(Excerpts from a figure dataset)

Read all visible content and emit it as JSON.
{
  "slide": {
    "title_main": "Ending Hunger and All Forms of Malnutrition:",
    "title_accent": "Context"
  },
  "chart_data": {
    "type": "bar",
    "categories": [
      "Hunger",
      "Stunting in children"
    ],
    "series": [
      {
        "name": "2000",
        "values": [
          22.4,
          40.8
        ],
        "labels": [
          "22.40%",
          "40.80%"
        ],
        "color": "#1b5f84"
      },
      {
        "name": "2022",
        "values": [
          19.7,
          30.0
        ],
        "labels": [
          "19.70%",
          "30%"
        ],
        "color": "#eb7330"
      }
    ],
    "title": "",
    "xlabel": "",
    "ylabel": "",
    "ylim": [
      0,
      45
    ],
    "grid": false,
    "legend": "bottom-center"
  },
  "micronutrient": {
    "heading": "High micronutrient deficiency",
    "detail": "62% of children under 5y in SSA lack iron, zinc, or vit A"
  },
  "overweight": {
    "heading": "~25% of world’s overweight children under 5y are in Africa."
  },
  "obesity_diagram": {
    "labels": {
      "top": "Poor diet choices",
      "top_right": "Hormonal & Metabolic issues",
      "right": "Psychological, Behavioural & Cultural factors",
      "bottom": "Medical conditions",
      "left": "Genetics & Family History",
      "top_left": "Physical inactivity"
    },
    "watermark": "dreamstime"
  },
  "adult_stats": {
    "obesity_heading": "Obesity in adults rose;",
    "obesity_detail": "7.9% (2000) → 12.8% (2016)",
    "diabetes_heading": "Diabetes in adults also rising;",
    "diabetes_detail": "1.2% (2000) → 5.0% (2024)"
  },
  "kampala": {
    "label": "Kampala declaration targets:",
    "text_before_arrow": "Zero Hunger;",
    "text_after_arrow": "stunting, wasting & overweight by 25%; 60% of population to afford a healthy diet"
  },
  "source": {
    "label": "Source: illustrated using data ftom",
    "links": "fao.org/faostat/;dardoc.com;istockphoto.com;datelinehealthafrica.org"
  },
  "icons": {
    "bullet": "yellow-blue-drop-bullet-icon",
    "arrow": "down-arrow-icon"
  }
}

PROBLEM REQUIREMENTS
Search the records above for the string "micronutrient". Copy every line that contains it.

SOLUTION TO THE EXERCISE
  "micronutrient": {
    "heading": "High micronutrient deficiency",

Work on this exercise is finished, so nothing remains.